Extracted records
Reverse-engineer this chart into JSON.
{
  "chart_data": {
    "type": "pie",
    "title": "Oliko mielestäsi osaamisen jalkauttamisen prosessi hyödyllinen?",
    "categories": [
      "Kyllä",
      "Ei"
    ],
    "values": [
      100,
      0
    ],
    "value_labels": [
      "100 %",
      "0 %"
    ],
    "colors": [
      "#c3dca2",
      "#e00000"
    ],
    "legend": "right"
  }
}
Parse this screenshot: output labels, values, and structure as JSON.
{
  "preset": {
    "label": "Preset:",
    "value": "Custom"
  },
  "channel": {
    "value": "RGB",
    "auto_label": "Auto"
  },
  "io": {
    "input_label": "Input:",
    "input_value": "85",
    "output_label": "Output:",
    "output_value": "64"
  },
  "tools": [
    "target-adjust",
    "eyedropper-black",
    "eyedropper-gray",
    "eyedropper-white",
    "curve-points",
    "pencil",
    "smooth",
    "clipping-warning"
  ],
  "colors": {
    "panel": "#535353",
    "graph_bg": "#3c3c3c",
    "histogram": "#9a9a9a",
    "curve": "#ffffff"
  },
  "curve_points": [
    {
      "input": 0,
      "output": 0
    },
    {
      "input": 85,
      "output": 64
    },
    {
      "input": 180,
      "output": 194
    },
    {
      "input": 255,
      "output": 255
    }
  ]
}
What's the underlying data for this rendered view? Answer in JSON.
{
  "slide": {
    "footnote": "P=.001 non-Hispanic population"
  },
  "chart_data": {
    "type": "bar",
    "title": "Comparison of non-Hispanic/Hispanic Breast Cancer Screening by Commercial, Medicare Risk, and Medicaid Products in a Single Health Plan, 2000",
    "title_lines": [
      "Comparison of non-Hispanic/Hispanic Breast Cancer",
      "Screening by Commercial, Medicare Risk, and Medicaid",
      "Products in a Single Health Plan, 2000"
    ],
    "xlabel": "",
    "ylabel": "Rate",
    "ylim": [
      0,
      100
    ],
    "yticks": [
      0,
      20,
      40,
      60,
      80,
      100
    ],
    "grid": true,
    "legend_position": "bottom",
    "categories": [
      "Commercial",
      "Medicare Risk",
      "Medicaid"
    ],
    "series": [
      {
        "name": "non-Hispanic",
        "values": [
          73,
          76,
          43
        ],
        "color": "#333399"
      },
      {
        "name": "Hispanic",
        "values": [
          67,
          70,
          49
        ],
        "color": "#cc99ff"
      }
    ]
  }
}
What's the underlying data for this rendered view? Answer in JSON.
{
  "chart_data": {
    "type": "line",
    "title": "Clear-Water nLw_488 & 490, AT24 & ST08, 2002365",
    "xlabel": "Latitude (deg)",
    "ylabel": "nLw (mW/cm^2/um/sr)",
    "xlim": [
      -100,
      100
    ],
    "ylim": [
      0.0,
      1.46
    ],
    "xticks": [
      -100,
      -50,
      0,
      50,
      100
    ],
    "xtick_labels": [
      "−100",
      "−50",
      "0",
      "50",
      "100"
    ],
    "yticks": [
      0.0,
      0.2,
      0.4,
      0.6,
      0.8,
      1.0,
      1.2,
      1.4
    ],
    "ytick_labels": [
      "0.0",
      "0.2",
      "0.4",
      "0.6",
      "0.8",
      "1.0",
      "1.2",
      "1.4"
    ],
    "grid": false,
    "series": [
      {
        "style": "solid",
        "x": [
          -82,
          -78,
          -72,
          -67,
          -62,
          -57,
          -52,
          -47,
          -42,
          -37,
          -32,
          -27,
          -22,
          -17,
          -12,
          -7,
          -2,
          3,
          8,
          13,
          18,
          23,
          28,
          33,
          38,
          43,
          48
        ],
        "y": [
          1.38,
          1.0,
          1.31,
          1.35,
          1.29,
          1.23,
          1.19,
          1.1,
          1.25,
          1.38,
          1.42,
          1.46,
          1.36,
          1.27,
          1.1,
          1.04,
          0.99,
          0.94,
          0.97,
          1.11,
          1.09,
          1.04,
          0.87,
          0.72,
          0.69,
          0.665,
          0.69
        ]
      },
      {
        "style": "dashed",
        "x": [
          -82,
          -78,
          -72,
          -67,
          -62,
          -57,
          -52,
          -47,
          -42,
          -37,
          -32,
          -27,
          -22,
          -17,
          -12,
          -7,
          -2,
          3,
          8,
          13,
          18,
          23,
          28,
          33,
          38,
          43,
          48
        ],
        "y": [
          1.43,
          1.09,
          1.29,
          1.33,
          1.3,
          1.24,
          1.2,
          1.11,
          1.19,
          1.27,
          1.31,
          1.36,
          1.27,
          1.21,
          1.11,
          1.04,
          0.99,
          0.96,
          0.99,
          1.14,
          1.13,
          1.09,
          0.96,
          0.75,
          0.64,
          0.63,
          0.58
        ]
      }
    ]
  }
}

● Challenge:
Emit the full listing verbatim.

● Result of this task:
Reverse-engineer this chart into JSON.
{
  "chart_data": {
    "type": "pie",
    "title": "Oliko mielestäsi osaamisen jalkauttamisen prosessi hyödyllinen?",
    "categories": [
      "Kyllä",
      "Ei"
    ],
    "values": [
      100,
      0
    ],
    "value_labels": [
      "100 %",
      "0 %"
    ],
    "colors": [
      "#c3dca2",
      "#e00000"
    ],
    "legend": "right"
  }
}
Parse this screenshot: output labels, values, and structure as JSON.
{
  "preset": {
    "label": "Preset:",
    "value": "Custom"
  },
  "channel": {
    "value": "RGB",
    "auto_label": "Auto"
  },
  "io": {
    "input_label": "Input:",
    "input_value": "85",
    "output_label": "Output:",
    "output_value": "64"
  },
  "tools": [
    "target-adjust",
    "eyedropper-black",
    "eyedropper-gray",
    "eyedropper-white",
    "curve-points",
    "pencil",
    "smooth",
    "clipping-warning"
  ],
  "colors": {
    "panel": "#535353",
    "graph_bg": "#3c3c3c",
    "histogram": "#9a9a9a",
    "curve": "#ffffff"
  },
  "curve_points": [
    {
      "input": 0,
      "output": 0
    },
    {
      "input": 85,
      "output": 64
    },
    {
      "input": 180,
      "output": 194
    },
    {
      "input": 255,
      "output": 255
    }
  ]
}
What's the underlying data for this rendered view? Answer in JSON.
{
  "slide": {
    "footnote": "P=.001 non-Hispanic population"
  },
  "chart_data": {
    "type": "bar",
    "title": "Comparison of non-Hispanic/Hispanic Breast Cancer Screening by Commercial, Medicare Risk, and Medicaid Products in a Single Health Plan, 2000",
    "title_lines": [
      "Comparison of non-Hispanic/Hispanic Breast Cancer",
      "Screening by Commercial, Medicare Risk, and Medicaid",
      "Products in a Single Health Plan, 2000"
    ],
    "xlabel": "",
    "ylabel": "Rate",
    "ylim": [
      0,
      100
    ],
    "yticks": [
      0,
      20,
      40,
      60,
      80,
      100
    ],
    "grid": true,
    "legend_position": "bottom",
    "categories": [
      "Commercial",
      "Medicare Risk",
      "Medicaid"
    ],
    "series": [
      {
        "name": "non-Hispanic",
        "values": [
          73,
          76,
          43
        ],
        "color": "#333399"
      },
      {
        "name": "Hispanic",
        "values": [
          67,
          70,
          49
        ],
        "color": "#cc99ff"
      }
    ]
  }
}
What's the underlying data for this rendered view? Answer in JSON.
{
  "chart_data": {
    "type": "line",
    "title": "Clear-Water nLw_488 & 490, AT24 & ST08, 2002365",
    "xlabel": "Latitude (deg)",
    "ylabel": "nLw (mW/cm^2/um/sr)",
    "xlim": [
      -100,
      100
    ],
    "ylim": [
      0.0,
      1.46
    ],
    "xticks": [
      -100,
      -50,
      0,
      50,
      100
    ],
    "xtick_labels": [
      "−100",
      "−50",
      "0",
      "50",
      "100"
    ],
    "yticks": [
      0.0,
      0.2,
      0.4,
      0.6,
      0.8,
      1.0,
      1.2,
      1.4
    ],
    "ytick_labels": [
      "0.0",
      "0.2",
      "0.4",
      "0.6",
      "0.8",
      "1.0",
      "1.2",
      "1.4"
    ],
    "grid": false,
    "series": [
      {
        "style": "solid",
        "x": [
          -82,
          -78,
          -72,
          -67,
          -62,
          -57,
          -52,
          -47,
          -42,
          -37,
          -32,
          -27,
          -22,
          -17,
          -12,
          -7,
          -2,
          3,
          8,
          13,
          18,
          23,
          28,
          33,
          38,
          43,
          48
        ],
        "y": [
          1.38,
          1.0,
          1.31,
          1.35,
          1.29,
          1.23,
          1.19,
          1.1,
          1.25,
          1.38,
          1.42,
          1.46,
          1.36,
          1.27,
          1.1,
          1.04,
          0.99,
          0.94,
          0.97,
          1.11,
          1.09,
          1.04,
          0.87,
          0.72,
          0.69,
          0.665,
          0.69
        ]
      },
      {
        "style": "dashed",
        "x": [
          -82,
          -78,
          -72,
          -67,
          -62,
          -57,
          -52,
          -47,
          -42,
          -37,
          -32,
          -27,
          -22,
          -17,
          -12,
          -7,
          -2,
          3,
          8,
          13,
          18,
          23,
          28,
          33,
          38,
          43,
          48
        ],
        "y": [
          1.43,
          1.09,
          1.29,
          1.33,
          1.3,
          1.24,
          1.2,
          1.11,
          1.19,
          1.27,
          1.31,
          1.36,
          1.27,
          1.21,
          1.11,
          1.04,
          0.99,
          0.96,
          0.99,
          1.14,
          1.13,
          1.09,
          0.96,
          0.75,
          0.64,
          0.63,
          0.58
        ]
      }
    ]
  }
}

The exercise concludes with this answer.